> [EXTRACTED TEXT]
>> Begin
File store (was Re: Salutations)

Phillip Shelton shelton@usq.edu.au
Mon, 11 Dec 2000 15:03:55 +1000


> -----Original Message-----
> On Mon, 11 Dec 2000 11:32:49 +1000, the world broke into rejoicing as
> "Phillip Shelton" <shelton@usq.edu.au>  said:
> > How does all of this affect the `closing the books'.  If
> the books are
> > `close-able' then maybe we do not have to read the last 10
> years worth of
> > data in at once?
> >
> > Will the closing of the books be easier or harder with a DB?
>
> It becomes a decreasingly relevant issue with a "proper database."
>
> A prime reason why you _want_ to "close the books" is the fact that as
> the amount of data grows, the "document" that is "the books"
> gets large
> and unmanageable.

Ok (I am not an accountant). I just thought that there might be some legal
stuff that has to be done at a year end. But I suppose that is just a matter
of a well written report.

> > With data being stored in a more sophisticated DB, you don't forcibly
> _need_ to close the books; queries hit the portions that are relevant,
> so that having 10 years worth in the DB doesn't make it desperately
> slow.

It still might be nice to be able to archive, but I suppose that we could
just use the archiving stuff in the DB for that?

>  After all, if:
> a) Account balances keep having to be repetitively calculated from the
>    beginning of time until now, That'll Be Slow.

Lets hope we can tell the DB to start calculating from the changed point
only.

> b) The code pulls individual records from the DB to satisfy
> calculations,
>    so that GnuCash has to do a lot of iterating where the
> loops contain
>    DB queries, That'll Be Slow.

Ugh.

> The current set of data structures essentially present the database
> as a "network" or "hierarchical" database which you walk through in
> order to calculate/display stuff.
>
> An SQL system does _not_ work efficiently for that approach; it
> expects a somewhat different abstraction where you _describe_ the
> data that you want, as with:
>    select date, amt, descr from txns where
>      date between "20000101" and "20000909" and
>      acct = "Checking";
> which returns a set.
>
> Submitting one query that returns 500 records is _vastly_
> more efficient
> than submitting 500 queries that each return 1 record, so that quite a
> lot of things need to change to reflect the new sort of "data paths."
> --

Here's hoping that it does not prove imposible.

Phill
>> End
> [SUPPLIED INFORMATION]
>> Begin
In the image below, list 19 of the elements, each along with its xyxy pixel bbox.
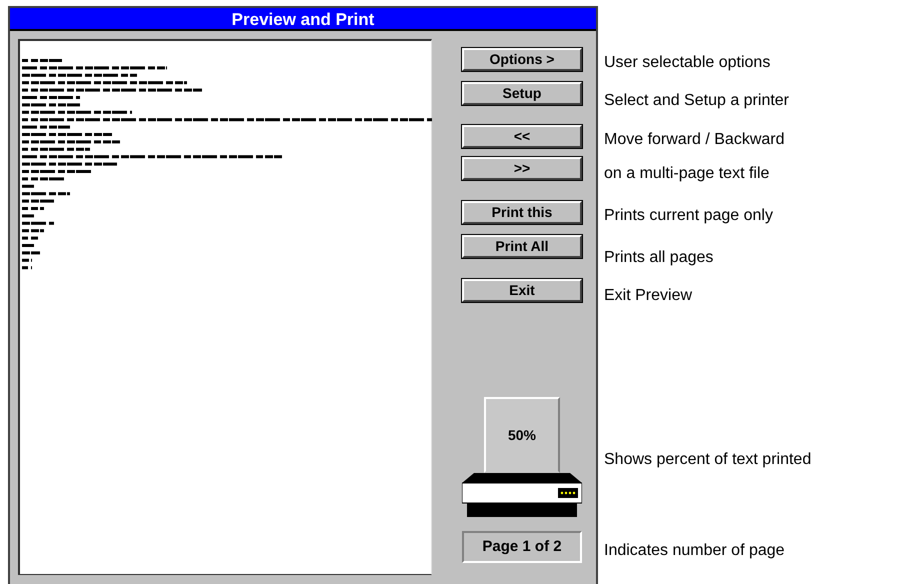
annotation-text: Shows percent of text printed: [604, 450, 812, 470]
annotation-text: on a multi-page text file: [604, 164, 770, 184]
toolbar-button[interactable]: Exit: [462, 279, 582, 302]
toolbar-button[interactable]: <<: [462, 125, 582, 148]
toolbar-button[interactable]: >>: [462, 157, 582, 180]
annotation-text: Exit Preview: [604, 286, 694, 306]
toolbar-button[interactable]: Print this: [462, 201, 582, 224]
page-indicator: Page 1 of 2: [462, 531, 582, 563]
annotation-text: Prints all pages: [604, 248, 714, 268]
toolbar-button[interactable]: Setup: [462, 82, 582, 105]
toolbar-button[interactable]: Options >: [462, 48, 582, 71]
window-title: Preview and Print: [10, 8, 596, 31]
annotation-text: User selectable options: [604, 53, 772, 73]
toolbar-button[interactable]: Print All: [462, 235, 582, 258]
annotation-text: Select and Setup a printer: [604, 91, 790, 111]
percent-printed: 50%: [508, 426, 536, 444]
annotation-text: Prints current page only: [604, 206, 774, 226]
annotation-text: Move forward / Backward: [604, 130, 786, 150]
annotation-text: Indicates number of page: [604, 541, 786, 561]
>> End
> [SET EXERCISE A] In the thread about closing the books, transcribe the stretch from "Phillip Shelton shelton@usq.edu.au" through "in at once?".
> [SET EXERCISE B] According to the thread about closing the books, what is a prime reason for wanting to close the books?

> [SOLUTION A]
Phillip Shelton shelton@usq.edu.au
Mon, 11 Dec 2000 15:03:55 +1000


> -----Original Message-----
> On Mon, 11 Dec 2000 11:32:49 +1000, the world broke into rejoicing as
> "Phillip Shelton" <shelton@usq.edu.au>  said:
> > How does all of this affect the `closing the books'.  If
> the books are
> > `close-able' then maybe we do not have to read the last 10
> years worth of
> > data in at once?

> [SOLUTION B] As the amount of data grows, the "document" that is "the books" gets large and unmanageable.